GIVEN PROBLEM
What follows is a set of records; restate each one word for word and drop the pictures.

Start of RECORDS PROVIDED

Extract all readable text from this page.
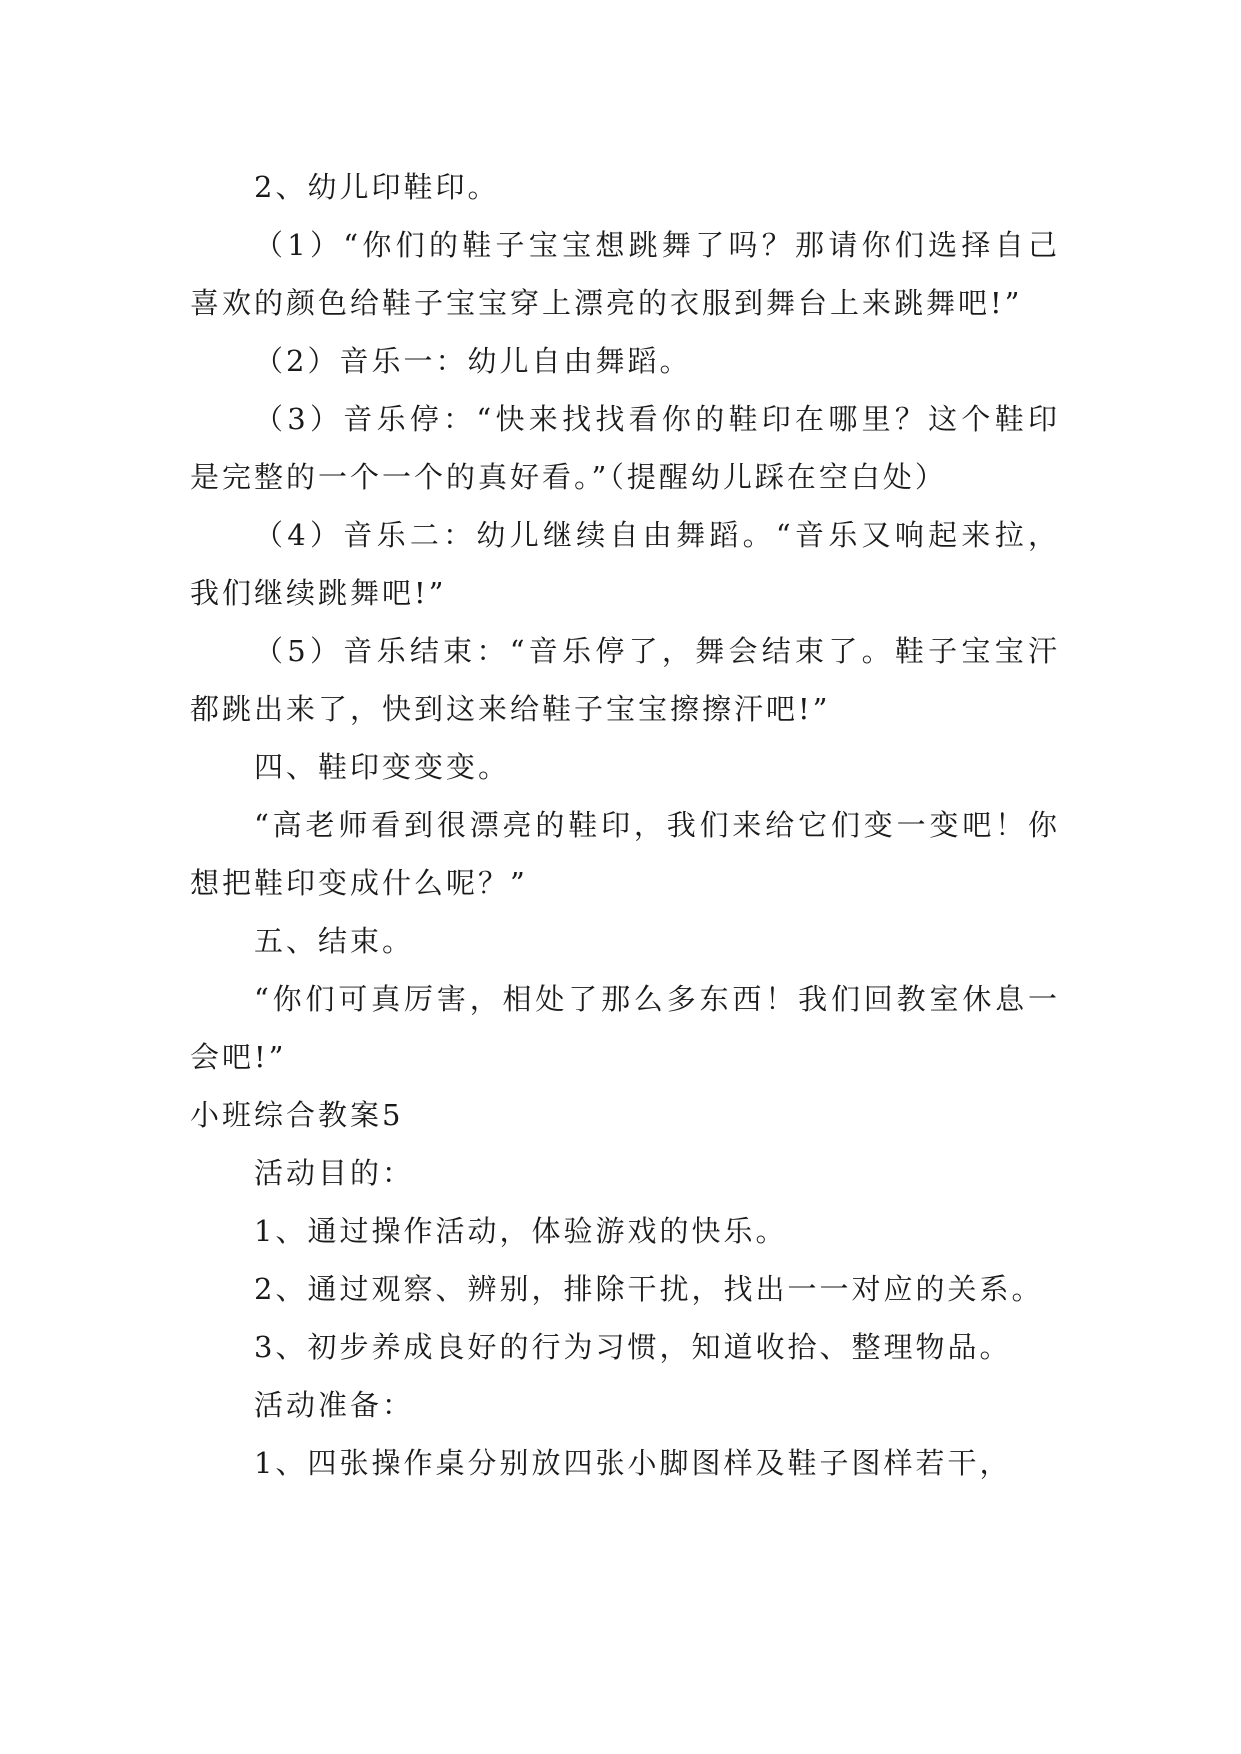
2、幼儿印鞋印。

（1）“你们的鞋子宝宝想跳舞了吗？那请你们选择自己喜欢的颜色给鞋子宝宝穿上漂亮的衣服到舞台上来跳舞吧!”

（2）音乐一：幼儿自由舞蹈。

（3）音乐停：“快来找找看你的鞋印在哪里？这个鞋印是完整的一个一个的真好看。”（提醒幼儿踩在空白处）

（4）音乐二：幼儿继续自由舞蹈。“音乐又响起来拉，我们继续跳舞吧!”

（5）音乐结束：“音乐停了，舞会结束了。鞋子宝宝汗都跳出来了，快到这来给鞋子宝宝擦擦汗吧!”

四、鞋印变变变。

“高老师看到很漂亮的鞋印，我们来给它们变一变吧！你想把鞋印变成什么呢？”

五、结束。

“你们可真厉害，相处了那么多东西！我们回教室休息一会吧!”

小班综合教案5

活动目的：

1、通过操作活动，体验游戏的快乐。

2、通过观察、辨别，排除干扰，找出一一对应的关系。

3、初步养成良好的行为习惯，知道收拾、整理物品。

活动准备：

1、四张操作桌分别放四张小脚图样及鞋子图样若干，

End of RECORDS PROVIDED

COMPLETE RESPONSE
Extract all readable text from this page.
2、幼儿印鞋印。

（1）“你们的鞋子宝宝想跳舞了吗？那请你们选择自己喜欢的颜色给鞋子宝宝穿上漂亮的衣服到舞台上来跳舞吧!”

（2）音乐一：幼儿自由舞蹈。

（3）音乐停：“快来找找看你的鞋印在哪里？这个鞋印是完整的一个一个的真好看。”（提醒幼儿踩在空白处）

（4）音乐二：幼儿继续自由舞蹈。“音乐又响起来拉，我们继续跳舞吧!”

（5）音乐结束：“音乐停了，舞会结束了。鞋子宝宝汗都跳出来了，快到这来给鞋子宝宝擦擦汗吧!”

四、鞋印变变变。

“高老师看到很漂亮的鞋印，我们来给它们变一变吧！你想把鞋印变成什么呢？”

五、结束。

“你们可真厉害，相处了那么多东西！我们回教室休息一会吧!”

小班综合教案5

活动目的：

1、通过操作活动，体验游戏的快乐。

2、通过观察、辨别，排除干扰，找出一一对应的关系。

3、初步养成良好的行为习惯，知道收拾、整理物品。

活动准备：

1、四张操作桌分别放四张小脚图样及鞋子图样若干，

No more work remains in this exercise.